| GIVEN PROBLEM |
Count the lines below that contain the word "title", and report only that number.

********************

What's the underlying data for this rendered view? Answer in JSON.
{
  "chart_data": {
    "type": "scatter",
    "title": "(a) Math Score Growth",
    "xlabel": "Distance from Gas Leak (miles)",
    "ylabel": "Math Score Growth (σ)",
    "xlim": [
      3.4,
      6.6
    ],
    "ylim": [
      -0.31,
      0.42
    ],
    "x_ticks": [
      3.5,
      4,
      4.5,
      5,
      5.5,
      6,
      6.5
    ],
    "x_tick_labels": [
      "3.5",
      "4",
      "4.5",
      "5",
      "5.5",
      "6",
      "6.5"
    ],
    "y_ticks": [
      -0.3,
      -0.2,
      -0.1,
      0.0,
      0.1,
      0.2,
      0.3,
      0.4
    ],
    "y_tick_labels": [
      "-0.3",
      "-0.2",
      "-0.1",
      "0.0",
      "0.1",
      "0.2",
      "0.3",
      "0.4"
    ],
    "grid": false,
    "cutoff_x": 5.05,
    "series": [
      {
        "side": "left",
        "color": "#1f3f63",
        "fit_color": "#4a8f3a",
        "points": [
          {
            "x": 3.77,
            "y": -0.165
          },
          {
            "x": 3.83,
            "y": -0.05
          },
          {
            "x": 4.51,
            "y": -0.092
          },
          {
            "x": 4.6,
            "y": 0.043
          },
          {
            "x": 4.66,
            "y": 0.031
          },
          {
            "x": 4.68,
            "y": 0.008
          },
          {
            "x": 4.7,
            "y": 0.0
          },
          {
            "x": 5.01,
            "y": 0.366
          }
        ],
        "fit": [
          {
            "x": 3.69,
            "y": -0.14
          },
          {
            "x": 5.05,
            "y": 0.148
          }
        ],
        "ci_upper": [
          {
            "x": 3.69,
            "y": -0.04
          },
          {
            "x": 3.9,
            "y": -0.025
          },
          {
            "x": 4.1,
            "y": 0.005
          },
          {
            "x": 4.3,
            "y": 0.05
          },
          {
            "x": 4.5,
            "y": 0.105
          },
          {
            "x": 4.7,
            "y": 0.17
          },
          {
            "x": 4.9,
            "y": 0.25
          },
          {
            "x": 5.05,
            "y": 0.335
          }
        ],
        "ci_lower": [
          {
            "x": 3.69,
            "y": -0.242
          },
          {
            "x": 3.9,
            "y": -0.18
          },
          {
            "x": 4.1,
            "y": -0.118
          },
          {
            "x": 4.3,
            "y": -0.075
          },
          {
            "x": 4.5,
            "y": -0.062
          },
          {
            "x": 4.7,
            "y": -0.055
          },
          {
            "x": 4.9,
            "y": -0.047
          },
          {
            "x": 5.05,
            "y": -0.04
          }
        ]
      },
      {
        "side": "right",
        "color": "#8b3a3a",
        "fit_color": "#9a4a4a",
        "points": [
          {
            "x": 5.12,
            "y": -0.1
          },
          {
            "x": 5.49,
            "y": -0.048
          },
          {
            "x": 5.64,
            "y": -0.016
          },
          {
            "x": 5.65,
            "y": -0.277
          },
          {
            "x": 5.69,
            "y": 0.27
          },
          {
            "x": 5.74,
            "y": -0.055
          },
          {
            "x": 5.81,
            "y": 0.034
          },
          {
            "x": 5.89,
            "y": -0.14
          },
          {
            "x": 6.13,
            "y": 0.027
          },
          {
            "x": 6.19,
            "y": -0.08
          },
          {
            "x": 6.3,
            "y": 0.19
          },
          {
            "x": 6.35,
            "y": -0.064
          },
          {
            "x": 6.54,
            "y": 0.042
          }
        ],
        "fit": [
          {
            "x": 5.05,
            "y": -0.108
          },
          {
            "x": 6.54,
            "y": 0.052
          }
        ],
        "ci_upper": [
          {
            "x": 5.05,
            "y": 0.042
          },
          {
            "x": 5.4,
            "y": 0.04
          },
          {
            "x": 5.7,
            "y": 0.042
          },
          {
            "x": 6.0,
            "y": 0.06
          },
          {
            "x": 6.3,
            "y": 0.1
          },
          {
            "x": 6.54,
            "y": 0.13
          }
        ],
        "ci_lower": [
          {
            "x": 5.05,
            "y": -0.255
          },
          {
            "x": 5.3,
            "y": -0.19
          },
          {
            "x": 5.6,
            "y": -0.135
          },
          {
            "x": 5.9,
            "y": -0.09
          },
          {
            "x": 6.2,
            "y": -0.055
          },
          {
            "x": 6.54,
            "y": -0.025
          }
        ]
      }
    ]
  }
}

********************

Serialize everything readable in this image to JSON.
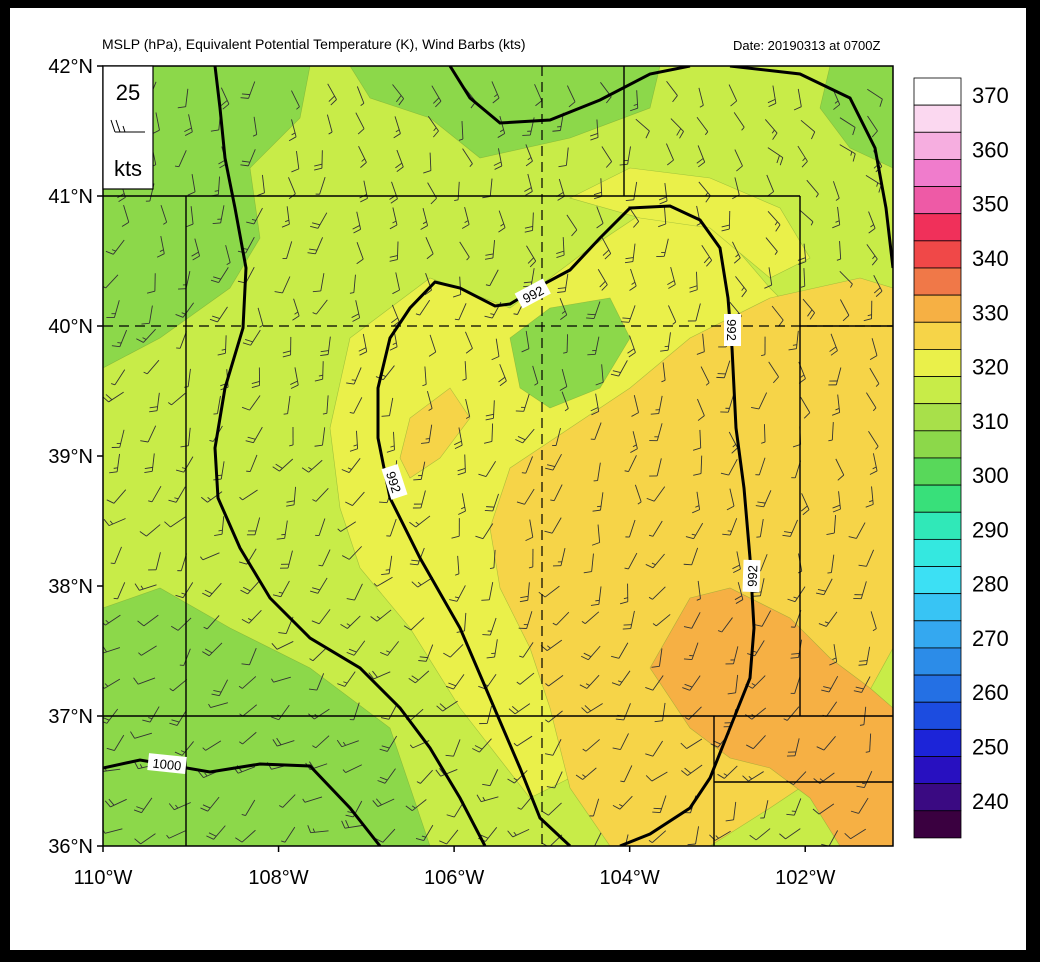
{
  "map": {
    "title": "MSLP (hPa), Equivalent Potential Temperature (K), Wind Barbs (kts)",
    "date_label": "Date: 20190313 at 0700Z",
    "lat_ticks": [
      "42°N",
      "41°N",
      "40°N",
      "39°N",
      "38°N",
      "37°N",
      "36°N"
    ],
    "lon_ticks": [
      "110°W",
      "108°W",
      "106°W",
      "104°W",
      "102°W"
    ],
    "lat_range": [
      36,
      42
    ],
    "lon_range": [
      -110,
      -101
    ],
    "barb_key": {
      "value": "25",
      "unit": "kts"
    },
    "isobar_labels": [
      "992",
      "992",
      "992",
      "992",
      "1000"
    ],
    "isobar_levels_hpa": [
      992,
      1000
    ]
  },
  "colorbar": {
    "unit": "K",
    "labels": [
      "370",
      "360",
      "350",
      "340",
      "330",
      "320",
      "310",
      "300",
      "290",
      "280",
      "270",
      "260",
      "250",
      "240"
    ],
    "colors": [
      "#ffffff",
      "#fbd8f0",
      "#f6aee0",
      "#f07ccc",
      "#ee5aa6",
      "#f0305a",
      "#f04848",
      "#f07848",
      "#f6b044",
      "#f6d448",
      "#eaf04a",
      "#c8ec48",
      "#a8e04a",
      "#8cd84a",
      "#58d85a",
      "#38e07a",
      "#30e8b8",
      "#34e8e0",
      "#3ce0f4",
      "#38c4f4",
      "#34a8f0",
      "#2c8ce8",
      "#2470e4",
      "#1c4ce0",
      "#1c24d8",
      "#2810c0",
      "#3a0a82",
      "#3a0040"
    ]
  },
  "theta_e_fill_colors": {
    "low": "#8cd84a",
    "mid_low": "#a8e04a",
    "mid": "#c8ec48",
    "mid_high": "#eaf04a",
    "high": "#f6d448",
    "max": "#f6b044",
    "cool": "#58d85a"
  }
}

********************

| REPLY TO THE EXERCISE |
2